Problem description:
Where does the string "text" appear? Copy every line of the entries below that holds it.

Dataset items:
—————

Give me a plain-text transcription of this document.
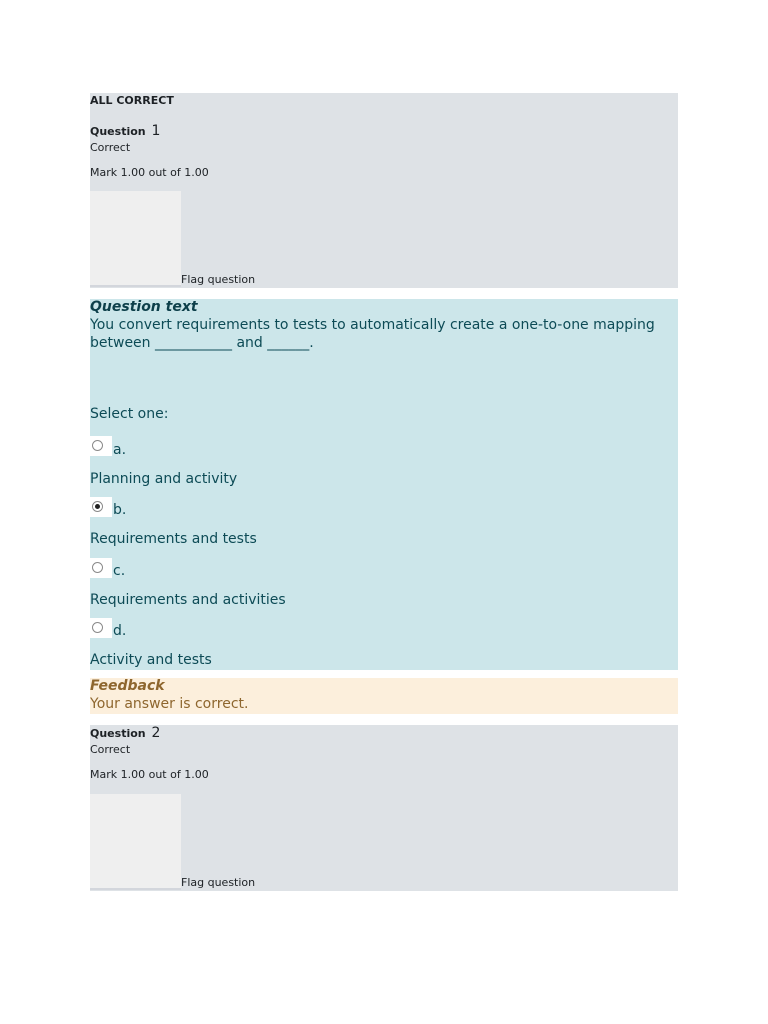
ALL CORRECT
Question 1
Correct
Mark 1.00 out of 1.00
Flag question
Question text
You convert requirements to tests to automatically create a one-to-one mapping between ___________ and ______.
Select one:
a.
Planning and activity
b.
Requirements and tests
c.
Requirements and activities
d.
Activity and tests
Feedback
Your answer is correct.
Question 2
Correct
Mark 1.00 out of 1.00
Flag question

—————

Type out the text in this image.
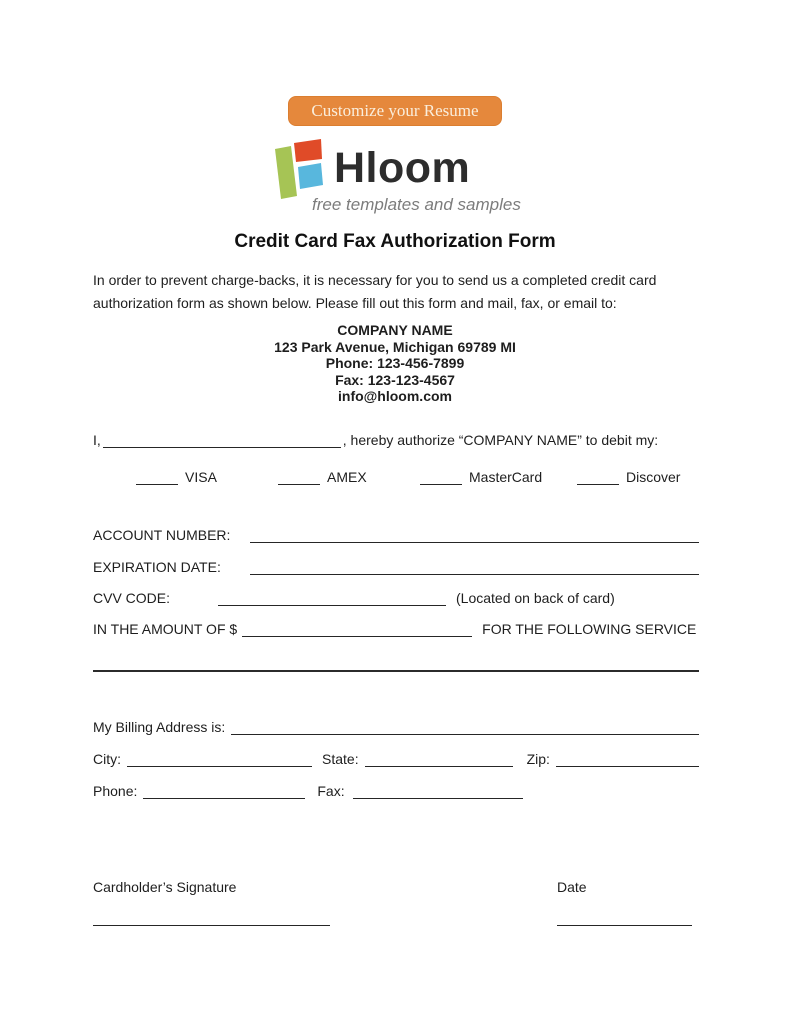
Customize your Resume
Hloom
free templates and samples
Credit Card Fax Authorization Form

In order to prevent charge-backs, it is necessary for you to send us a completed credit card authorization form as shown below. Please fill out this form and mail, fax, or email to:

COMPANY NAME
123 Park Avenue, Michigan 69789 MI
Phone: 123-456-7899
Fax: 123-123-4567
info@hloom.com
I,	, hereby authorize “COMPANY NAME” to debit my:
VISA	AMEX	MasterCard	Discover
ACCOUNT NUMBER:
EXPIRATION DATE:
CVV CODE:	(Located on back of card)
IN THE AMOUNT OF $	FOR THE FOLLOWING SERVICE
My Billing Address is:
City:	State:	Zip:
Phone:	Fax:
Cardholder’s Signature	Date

—————

Response:
Give me a plain-text transcription of this document.
Question text
Type out the text in this image.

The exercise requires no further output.